:: WORK INSTRUCTIONS ::
Assemble all lines in which the string "title" appears.

══ GIVEN ENTRIES

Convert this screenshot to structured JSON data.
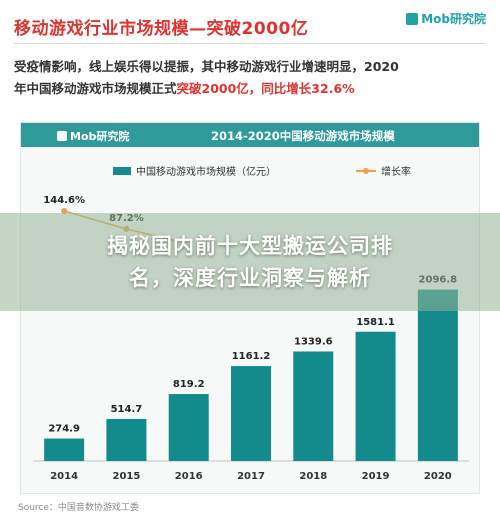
{
  "header": {
    "headline": "移动游戏行业市场规模—突破2000亿",
    "brand": "Mob研究院"
  },
  "intro": {
    "line1": "受疫情影响，线上娱乐得以提振，其中移动游戏行业增速明显，2020",
    "line2_prefix": "年中国移动游戏市场规模正式",
    "line2_highlight": "突破2000亿，同比增长32.6%"
  },
  "panel": {
    "brand": "Mob研究院",
    "title": "2014-2020中国移动游戏市场规模"
  },
  "overlay": {
    "line1": "揭秘国内前十大型搬运公司排",
    "line2": "名，深度行业洞察与解析"
  },
  "source": "Source：中国音数协游戏工委",
  "colors": {
    "bar": "#138a8c",
    "line": "#e9a24a",
    "headline": "#e0332f",
    "panel_bar": "#2f9a9a"
  },
  "chart_data": {
    "type": "bar",
    "title": "2014-2020中国移动游戏市场规模",
    "categories": [
      "2014",
      "2015",
      "2016",
      "2017",
      "2018",
      "2019",
      "2020"
    ],
    "series": [
      {
        "name": "中国移动游戏市场规模（亿元）",
        "type": "bar",
        "values": [
          274.9,
          514.7,
          819.2,
          1161.2,
          1339.6,
          1581.1,
          2096.8
        ]
      },
      {
        "name": "增长率",
        "type": "line",
        "values": [
          144.6,
          87.2,
          null,
          null,
          null,
          null,
          null
        ],
        "labels": [
          "144.6%",
          "87.2%",
          "",
          "",
          "",
          "",
          ""
        ]
      }
    ],
    "ylim": [
      0,
      2300
    ],
    "grid": false,
    "legend": "top"
  }
}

════

:: EXPECTED ANSWER ::
    "title": "2014-2020中国移动游戏市场规模"
    "title": "2014-2020中国移动游戏市场规模",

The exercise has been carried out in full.